• **RECORDED DATA**
Start

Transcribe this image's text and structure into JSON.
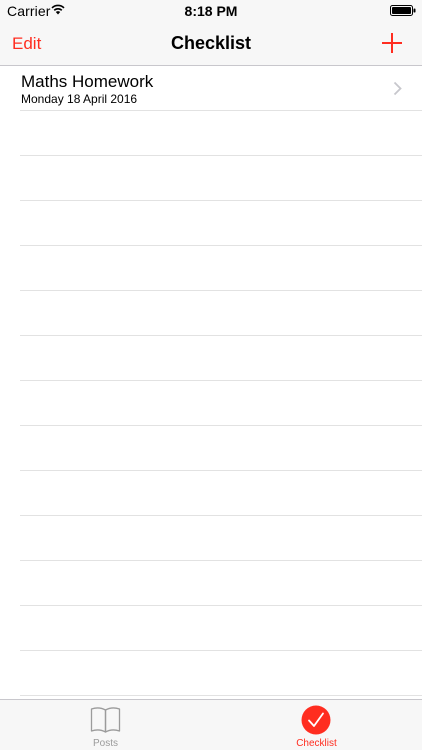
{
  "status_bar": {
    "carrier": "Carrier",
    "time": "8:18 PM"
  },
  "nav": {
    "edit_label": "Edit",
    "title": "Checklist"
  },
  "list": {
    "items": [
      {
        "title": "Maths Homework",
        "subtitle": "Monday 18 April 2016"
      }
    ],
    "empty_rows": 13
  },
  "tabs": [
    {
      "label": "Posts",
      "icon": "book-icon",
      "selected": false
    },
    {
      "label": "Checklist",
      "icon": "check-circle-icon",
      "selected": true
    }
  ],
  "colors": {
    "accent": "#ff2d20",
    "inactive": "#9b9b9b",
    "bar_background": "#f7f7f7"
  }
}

End
Start

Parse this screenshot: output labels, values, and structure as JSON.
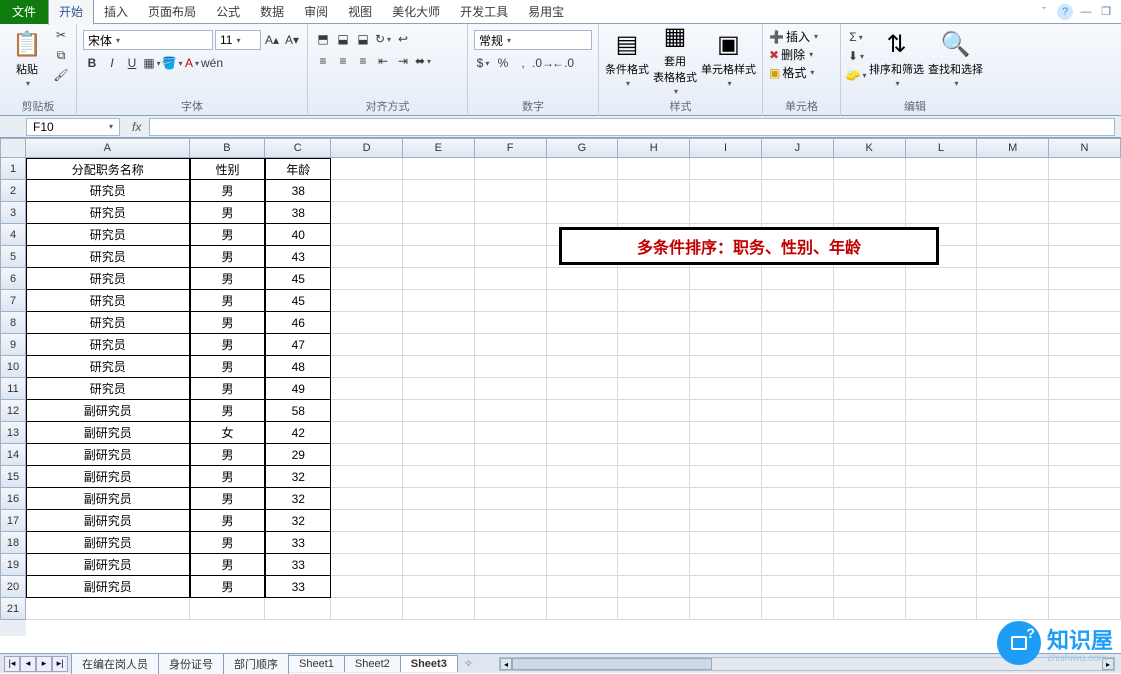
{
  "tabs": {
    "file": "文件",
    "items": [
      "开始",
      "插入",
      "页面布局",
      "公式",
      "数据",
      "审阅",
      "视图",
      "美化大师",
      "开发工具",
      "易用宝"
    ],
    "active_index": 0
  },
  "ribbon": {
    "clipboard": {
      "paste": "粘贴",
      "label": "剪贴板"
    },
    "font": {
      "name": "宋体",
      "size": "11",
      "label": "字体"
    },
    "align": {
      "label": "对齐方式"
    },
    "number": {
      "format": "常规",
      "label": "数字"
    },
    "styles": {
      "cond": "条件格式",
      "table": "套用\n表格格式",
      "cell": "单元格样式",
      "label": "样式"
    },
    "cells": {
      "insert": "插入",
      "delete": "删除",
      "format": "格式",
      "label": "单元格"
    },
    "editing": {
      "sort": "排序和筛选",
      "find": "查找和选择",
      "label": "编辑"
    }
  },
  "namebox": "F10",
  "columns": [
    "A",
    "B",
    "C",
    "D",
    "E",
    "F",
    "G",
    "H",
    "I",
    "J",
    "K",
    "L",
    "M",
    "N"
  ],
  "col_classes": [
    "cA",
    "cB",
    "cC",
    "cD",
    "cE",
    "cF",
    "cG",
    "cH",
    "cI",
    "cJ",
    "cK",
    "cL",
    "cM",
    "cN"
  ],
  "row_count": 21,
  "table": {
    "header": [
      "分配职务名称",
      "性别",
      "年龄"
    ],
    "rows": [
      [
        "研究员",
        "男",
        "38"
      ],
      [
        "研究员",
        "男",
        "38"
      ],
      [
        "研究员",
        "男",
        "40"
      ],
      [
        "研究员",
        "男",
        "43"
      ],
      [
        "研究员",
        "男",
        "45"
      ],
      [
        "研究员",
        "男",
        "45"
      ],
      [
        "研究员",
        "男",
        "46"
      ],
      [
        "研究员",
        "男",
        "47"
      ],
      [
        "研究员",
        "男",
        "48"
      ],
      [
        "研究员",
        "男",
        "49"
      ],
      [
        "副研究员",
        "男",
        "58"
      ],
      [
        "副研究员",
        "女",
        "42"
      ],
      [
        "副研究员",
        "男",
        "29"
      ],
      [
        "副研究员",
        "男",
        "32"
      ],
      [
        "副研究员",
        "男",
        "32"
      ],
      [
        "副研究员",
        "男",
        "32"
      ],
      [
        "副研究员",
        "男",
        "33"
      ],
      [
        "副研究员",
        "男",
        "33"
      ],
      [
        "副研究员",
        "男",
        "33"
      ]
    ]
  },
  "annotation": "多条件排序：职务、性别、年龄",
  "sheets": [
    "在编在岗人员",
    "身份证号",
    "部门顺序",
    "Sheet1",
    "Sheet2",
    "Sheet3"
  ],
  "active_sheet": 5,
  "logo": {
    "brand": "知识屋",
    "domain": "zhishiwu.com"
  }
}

End

• **YOUR GOAL**
In the material above, find the lines that contain "this" and show them.

• **WRITTEN ANSWER**
Transcribe this image's text and structure into JSON.
Parse this screenshot: output labels, values, and structure as JSON.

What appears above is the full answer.